Records from a collection of figures:
----------------------------------------
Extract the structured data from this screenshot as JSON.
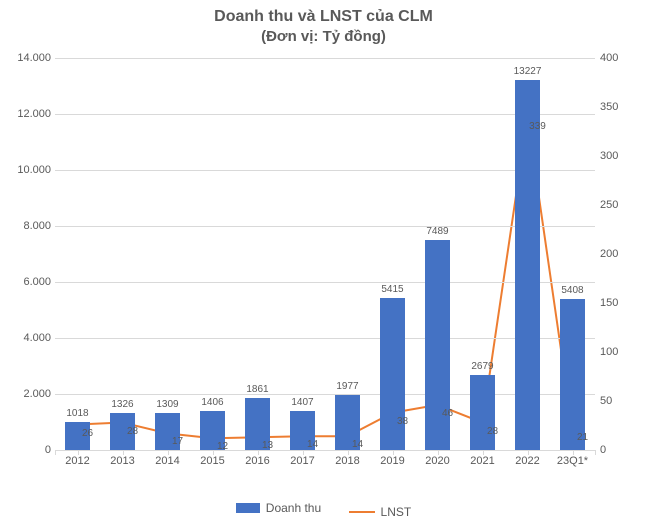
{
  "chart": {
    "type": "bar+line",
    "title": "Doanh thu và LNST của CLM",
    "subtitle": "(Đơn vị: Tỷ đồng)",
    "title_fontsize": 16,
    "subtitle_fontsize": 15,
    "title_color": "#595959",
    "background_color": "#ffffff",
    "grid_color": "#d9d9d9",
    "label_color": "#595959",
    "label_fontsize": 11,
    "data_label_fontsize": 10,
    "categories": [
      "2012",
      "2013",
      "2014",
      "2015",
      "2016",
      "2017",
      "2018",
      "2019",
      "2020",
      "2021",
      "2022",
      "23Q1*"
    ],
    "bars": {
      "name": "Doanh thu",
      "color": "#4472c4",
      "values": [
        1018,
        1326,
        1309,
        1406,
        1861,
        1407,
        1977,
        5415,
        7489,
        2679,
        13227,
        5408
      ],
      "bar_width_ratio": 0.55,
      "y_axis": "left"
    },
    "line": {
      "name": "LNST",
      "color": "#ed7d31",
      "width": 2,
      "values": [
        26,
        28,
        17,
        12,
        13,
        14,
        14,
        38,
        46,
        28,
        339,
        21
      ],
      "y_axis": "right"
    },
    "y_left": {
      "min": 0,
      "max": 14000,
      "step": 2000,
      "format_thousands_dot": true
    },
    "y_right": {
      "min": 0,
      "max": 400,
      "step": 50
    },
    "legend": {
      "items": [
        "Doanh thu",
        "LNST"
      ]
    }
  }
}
----------------------------------------
The exercise
Pictures are to be left out; all else in the entries above is to be quoted exactly.

Result for this exercise
Extract the structured data from this screenshot as JSON.
{
  "chart": {
    "type": "bar+line",
    "title": "Doanh thu và LNST của CLM",
    "subtitle": "(Đơn vị: Tỷ đồng)",
    "title_fontsize": 16,
    "subtitle_fontsize": 15,
    "title_color": "#595959",
    "background_color": "#ffffff",
    "grid_color": "#d9d9d9",
    "label_color": "#595959",
    "label_fontsize": 11,
    "data_label_fontsize": 10,
    "categories": [
      "2012",
      "2013",
      "2014",
      "2015",
      "2016",
      "2017",
      "2018",
      "2019",
      "2020",
      "2021",
      "2022",
      "23Q1*"
    ],
    "bars": {
      "name": "Doanh thu",
      "color": "#4472c4",
      "values": [
        1018,
        1326,
        1309,
        1406,
        1861,
        1407,
        1977,
        5415,
        7489,
        2679,
        13227,
        5408
      ],
      "bar_width_ratio": 0.55,
      "y_axis": "left"
    },
    "line": {
      "name": "LNST",
      "color": "#ed7d31",
      "width": 2,
      "values": [
        26,
        28,
        17,
        12,
        13,
        14,
        14,
        38,
        46,
        28,
        339,
        21
      ],
      "y_axis": "right"
    },
    "y_left": {
      "min": 0,
      "max": 14000,
      "step": 2000,
      "format_thousands_dot": true
    },
    "y_right": {
      "min": 0,
      "max": 400,
      "step": 50
    },
    "legend": {
      "items": [
        "Doanh thu",
        "LNST"
      ]
    }
  }
}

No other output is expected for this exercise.